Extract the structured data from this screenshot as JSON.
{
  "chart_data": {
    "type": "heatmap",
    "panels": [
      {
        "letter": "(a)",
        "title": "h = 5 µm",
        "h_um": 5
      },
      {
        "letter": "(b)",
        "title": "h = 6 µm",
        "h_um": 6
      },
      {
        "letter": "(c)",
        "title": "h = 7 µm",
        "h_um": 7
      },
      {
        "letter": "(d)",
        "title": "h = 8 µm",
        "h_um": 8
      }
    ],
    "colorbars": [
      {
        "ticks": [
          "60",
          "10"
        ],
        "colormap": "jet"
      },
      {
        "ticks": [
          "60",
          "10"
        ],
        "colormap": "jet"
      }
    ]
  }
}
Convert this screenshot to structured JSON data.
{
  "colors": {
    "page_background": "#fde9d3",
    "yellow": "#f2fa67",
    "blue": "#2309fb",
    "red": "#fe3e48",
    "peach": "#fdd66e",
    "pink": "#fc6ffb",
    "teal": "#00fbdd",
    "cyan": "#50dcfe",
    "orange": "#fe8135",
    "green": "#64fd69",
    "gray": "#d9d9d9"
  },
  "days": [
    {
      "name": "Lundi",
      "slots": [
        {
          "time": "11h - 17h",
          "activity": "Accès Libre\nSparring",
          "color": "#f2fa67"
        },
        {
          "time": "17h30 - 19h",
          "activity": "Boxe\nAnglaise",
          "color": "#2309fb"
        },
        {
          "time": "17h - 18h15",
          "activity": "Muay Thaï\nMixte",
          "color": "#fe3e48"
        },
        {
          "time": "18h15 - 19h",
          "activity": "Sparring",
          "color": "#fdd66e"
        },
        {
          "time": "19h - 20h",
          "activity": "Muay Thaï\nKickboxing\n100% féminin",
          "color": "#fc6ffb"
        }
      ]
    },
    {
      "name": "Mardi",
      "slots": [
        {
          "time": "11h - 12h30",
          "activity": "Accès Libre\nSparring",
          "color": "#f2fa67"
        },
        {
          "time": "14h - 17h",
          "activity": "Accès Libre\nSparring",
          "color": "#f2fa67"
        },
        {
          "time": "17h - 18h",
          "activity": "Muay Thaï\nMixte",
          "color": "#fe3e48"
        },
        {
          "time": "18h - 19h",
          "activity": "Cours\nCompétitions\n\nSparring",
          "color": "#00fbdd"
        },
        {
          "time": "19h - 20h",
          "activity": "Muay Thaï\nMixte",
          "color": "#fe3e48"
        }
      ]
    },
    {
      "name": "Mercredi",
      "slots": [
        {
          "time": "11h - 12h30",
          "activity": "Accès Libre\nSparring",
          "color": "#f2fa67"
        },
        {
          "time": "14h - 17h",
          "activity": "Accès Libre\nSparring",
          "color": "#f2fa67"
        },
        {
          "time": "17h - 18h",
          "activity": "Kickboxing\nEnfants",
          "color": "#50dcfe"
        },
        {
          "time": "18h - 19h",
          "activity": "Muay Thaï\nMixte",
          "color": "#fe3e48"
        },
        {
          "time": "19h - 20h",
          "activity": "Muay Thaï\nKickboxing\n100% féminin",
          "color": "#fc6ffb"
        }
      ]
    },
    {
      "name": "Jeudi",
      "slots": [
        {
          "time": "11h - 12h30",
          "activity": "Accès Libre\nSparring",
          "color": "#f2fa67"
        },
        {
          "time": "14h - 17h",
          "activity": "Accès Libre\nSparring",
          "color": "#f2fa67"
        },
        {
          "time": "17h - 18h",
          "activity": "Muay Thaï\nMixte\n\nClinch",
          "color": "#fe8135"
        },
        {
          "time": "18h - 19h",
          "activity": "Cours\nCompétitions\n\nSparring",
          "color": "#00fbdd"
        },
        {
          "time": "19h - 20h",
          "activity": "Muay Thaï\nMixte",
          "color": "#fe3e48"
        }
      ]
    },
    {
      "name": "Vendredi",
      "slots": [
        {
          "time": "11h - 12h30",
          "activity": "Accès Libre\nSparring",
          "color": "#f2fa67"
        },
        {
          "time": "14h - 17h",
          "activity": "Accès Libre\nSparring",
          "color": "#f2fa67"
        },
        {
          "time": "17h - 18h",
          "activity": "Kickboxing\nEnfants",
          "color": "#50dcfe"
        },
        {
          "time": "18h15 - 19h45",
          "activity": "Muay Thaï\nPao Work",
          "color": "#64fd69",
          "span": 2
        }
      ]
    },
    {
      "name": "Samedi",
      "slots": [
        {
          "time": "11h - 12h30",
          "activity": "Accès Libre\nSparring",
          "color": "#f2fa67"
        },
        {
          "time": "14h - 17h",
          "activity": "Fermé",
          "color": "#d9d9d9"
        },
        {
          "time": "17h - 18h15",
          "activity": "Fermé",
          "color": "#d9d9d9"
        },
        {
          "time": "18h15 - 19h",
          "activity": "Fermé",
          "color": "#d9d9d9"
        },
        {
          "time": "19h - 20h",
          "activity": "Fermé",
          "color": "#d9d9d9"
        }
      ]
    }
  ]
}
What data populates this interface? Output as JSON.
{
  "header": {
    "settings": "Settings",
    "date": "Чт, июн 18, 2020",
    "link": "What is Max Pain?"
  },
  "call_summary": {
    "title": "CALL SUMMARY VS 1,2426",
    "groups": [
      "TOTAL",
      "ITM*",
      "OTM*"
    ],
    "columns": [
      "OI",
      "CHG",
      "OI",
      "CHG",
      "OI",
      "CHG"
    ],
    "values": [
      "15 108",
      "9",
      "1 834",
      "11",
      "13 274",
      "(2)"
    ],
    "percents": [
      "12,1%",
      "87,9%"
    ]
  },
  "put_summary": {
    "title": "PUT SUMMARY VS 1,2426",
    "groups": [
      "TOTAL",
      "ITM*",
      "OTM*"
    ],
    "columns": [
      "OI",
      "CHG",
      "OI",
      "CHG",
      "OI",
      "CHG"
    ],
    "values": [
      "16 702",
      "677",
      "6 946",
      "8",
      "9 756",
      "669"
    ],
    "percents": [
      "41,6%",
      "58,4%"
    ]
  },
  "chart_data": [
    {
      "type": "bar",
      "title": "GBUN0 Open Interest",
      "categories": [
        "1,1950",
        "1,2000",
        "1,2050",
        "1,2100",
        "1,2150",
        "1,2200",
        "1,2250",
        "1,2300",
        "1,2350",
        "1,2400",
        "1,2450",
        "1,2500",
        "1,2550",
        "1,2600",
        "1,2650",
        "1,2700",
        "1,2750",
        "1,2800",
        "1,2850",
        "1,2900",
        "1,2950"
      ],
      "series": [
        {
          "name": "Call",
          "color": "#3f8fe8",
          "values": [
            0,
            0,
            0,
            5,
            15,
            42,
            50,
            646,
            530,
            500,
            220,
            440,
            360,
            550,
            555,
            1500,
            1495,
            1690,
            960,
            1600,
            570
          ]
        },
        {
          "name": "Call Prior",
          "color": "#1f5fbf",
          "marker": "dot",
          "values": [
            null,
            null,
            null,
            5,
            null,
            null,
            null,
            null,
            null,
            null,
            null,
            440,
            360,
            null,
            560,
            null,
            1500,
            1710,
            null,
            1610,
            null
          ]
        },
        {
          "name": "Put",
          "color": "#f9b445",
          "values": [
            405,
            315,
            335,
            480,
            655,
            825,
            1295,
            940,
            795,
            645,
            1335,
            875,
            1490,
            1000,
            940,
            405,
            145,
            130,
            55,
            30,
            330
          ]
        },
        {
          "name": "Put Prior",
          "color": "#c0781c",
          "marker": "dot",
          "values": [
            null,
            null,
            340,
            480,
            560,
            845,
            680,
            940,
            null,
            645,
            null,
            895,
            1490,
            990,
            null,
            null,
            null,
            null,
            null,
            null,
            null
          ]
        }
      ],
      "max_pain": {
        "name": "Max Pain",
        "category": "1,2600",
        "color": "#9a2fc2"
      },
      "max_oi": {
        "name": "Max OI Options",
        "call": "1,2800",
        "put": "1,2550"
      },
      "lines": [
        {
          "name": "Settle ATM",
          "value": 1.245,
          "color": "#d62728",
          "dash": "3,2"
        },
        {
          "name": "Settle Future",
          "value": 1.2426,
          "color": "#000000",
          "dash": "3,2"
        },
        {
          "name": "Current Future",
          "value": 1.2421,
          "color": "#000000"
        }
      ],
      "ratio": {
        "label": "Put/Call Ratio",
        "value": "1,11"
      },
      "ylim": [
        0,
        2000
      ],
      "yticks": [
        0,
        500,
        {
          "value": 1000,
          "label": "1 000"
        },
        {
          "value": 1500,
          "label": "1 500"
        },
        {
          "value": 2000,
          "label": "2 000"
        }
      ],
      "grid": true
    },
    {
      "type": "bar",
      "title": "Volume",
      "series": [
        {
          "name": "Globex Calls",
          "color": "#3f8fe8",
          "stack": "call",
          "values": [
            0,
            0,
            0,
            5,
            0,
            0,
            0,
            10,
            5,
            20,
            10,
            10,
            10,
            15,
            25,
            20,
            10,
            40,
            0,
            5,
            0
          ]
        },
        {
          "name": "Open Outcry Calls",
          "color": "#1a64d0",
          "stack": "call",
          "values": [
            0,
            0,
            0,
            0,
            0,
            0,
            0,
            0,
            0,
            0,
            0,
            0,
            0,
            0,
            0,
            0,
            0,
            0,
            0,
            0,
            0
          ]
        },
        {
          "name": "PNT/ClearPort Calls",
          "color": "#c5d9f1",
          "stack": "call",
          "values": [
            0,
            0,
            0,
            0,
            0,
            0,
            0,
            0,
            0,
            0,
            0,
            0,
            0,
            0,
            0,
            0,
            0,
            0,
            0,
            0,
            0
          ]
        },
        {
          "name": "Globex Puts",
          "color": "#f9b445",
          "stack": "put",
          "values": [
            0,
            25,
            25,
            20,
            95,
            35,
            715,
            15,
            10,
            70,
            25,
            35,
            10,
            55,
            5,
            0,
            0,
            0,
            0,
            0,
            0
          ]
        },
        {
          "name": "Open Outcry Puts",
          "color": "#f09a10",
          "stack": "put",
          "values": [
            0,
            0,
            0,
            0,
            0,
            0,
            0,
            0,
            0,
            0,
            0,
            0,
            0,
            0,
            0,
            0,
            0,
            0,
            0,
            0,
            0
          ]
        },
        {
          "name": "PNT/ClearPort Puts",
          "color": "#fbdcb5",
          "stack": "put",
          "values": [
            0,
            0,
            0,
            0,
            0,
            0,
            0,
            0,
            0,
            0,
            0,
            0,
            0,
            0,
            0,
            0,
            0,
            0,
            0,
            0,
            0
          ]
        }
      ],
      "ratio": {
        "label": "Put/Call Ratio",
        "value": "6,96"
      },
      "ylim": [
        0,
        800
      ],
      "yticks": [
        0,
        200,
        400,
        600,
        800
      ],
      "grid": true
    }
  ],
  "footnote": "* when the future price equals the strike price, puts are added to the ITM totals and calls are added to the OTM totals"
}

● **REQUIREMENTS**
Report how many lines include the word "structured". Give nothing but the number.

● **RESPONSE**
2